# [Extracted records]
::::::::

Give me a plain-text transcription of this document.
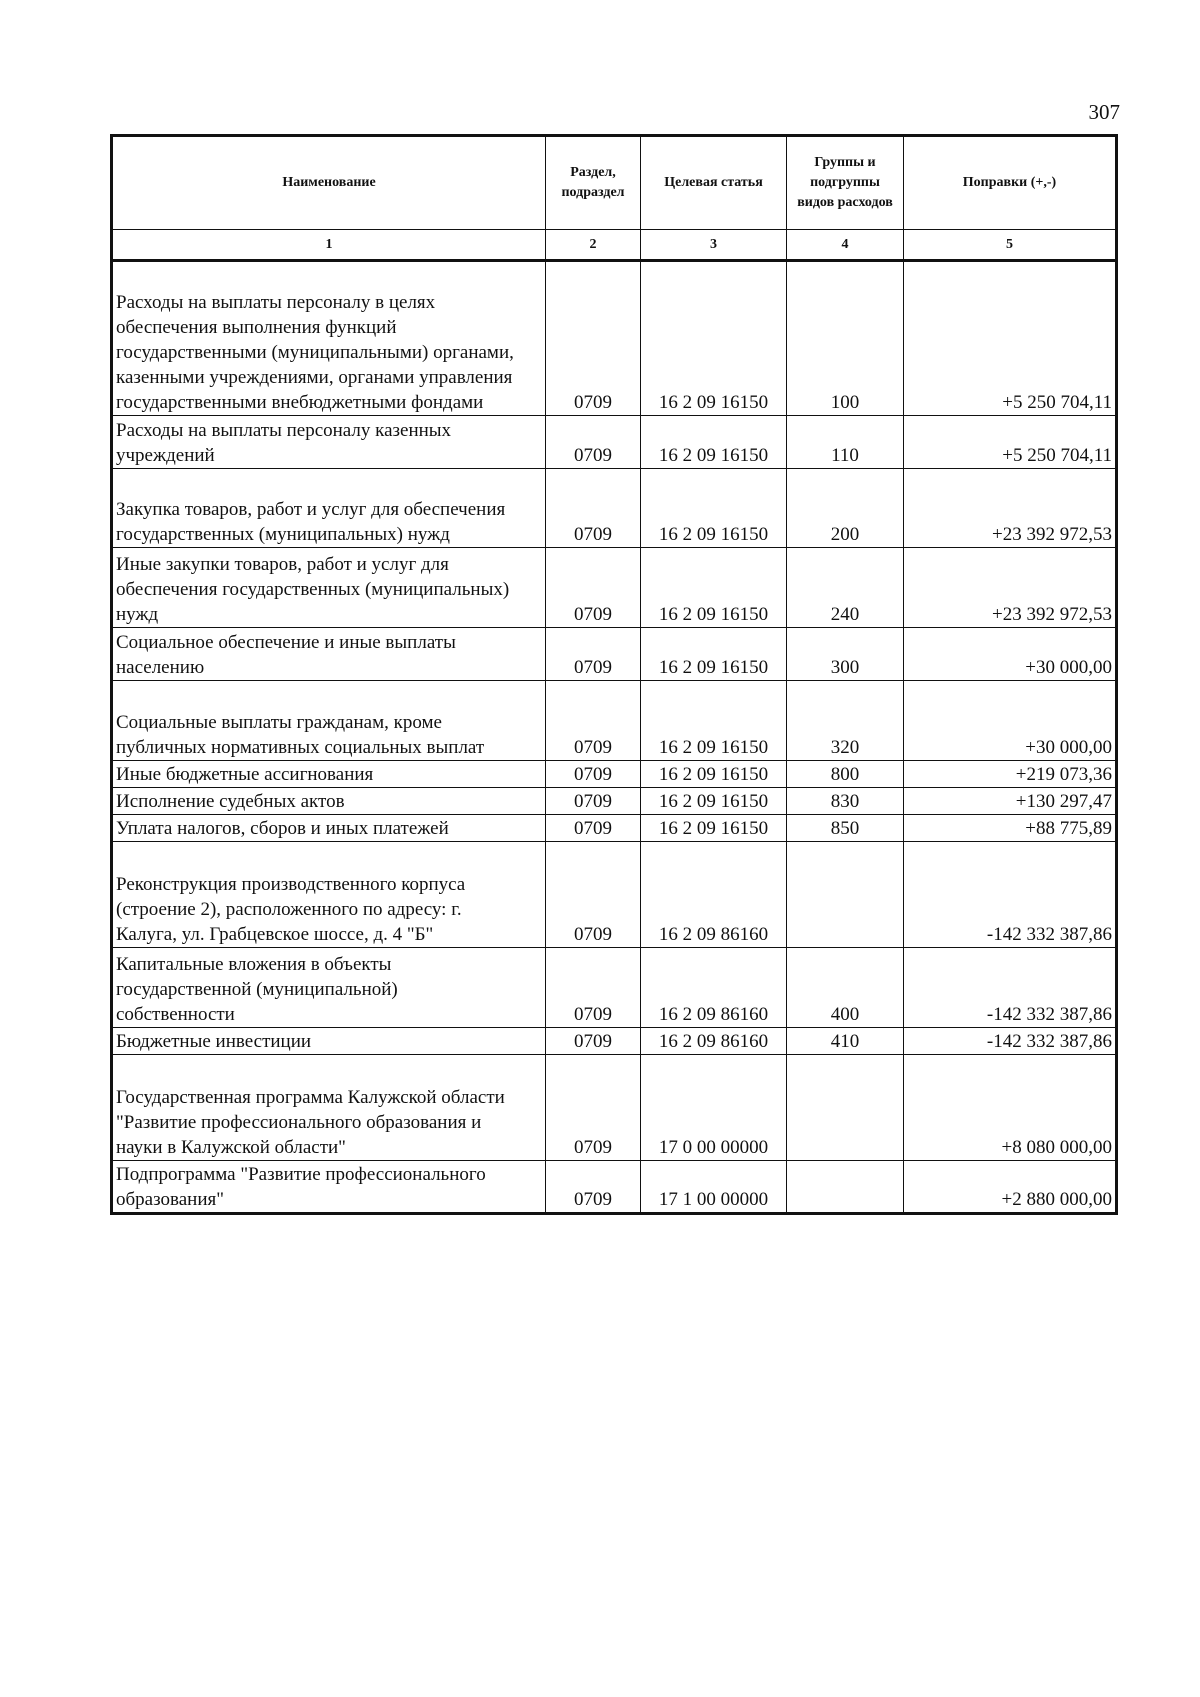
307
Наименование	Раздел, подраздел	Целевая статья	Группы и подгруппы видов расходов	Поправки (+,-)
1	2	3	4	5
Расходы на выплаты персоналу в целях
обеспечения выполнения функций
государственными (муниципальными) органами,
казенными учреждениями, органами управления
государственными внебюджетными фондами	0709	16 2 09 16150	100	+5 250 704,11
Расходы на выплаты персоналу казенных
учреждений	0709	16 2 09 16150	110	+5 250 704,11
Закупка товаров, работ и услуг для обеспечения
государственных (муниципальных) нужд	0709	16 2 09 16150	200	+23 392 972,53
Иные закупки товаров, работ и услуг для
обеспечения государственных (муниципальных)
нужд	0709	16 2 09 16150	240	+23 392 972,53
Социальное обеспечение и иные выплаты
населению	0709	16 2 09 16150	300	+30 000,00
Социальные выплаты гражданам, кроме
публичных нормативных социальных выплат	0709	16 2 09 16150	320	+30 000,00
Иные бюджетные ассигнования	0709	16 2 09 16150	800	+219 073,36
Исполнение судебных актов	0709	16 2 09 16150	830	+130 297,47
Уплата налогов, сборов и иных платежей	0709	16 2 09 16150	850	+88 775,89
Реконструкция производственного корпуса
(строение 2), расположенного по адресу: г.
Калуга, ул. Грабцевское шоссе, д. 4 "Б"	0709	16 2 09 86160		-142 332 387,86
Капитальные вложения в объекты
государственной (муниципальной)
собственности	0709	16 2 09 86160	400	-142 332 387,86
Бюджетные инвестиции	0709	16 2 09 86160	410	-142 332 387,86
Государственная программа Калужской области
"Развитие профессионального образования и
науки в Калужской области"	0709	17 0 00 00000		+8 080 000,00
Подпрограмма "Развитие профессионального
образования"	0709	17 1 00 00000		+2 880 000,00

::::::::

# [Work instructions]
Write out the entries again, exactly as given, skipping any images.

# [Solution for this problem]
Give me a plain-text transcription of this document.
307
Наименование	Раздел, подраздел	Целевая статья	Группы и подгруппы видов расходов	Поправки (+,-)
1	2	3	4	5
Расходы на выплаты персоналу в целях
обеспечения выполнения функций
государственными (муниципальными) органами,
казенными учреждениями, органами управления
государственными внебюджетными фондами	0709	16 2 09 16150	100	+5 250 704,11
Расходы на выплаты персоналу казенных
учреждений	0709	16 2 09 16150	110	+5 250 704,11
Закупка товаров, работ и услуг для обеспечения
государственных (муниципальных) нужд	0709	16 2 09 16150	200	+23 392 972,53
Иные закупки товаров, работ и услуг для
обеспечения государственных (муниципальных)
нужд	0709	16 2 09 16150	240	+23 392 972,53
Социальное обеспечение и иные выплаты
населению	0709	16 2 09 16150	300	+30 000,00
Социальные выплаты гражданам, кроме
публичных нормативных социальных выплат	0709	16 2 09 16150	320	+30 000,00
Иные бюджетные ассигнования	0709	16 2 09 16150	800	+219 073,36
Исполнение судебных актов	0709	16 2 09 16150	830	+130 297,47
Уплата налогов, сборов и иных платежей	0709	16 2 09 16150	850	+88 775,89
Реконструкция производственного корпуса
(строение 2), расположенного по адресу: г.
Калуга, ул. Грабцевское шоссе, д. 4 "Б"	0709	16 2 09 86160		-142 332 387,86
Капитальные вложения в объекты
государственной (муниципальной)
собственности	0709	16 2 09 86160	400	-142 332 387,86
Бюджетные инвестиции	0709	16 2 09 86160	410	-142 332 387,86
Государственная программа Калужской области
"Развитие профессионального образования и
науки в Калужской области"	0709	17 0 00 00000		+8 080 000,00
Подпрограмма "Развитие профессионального
образования"	0709	17 1 00 00000		+2 880 000,00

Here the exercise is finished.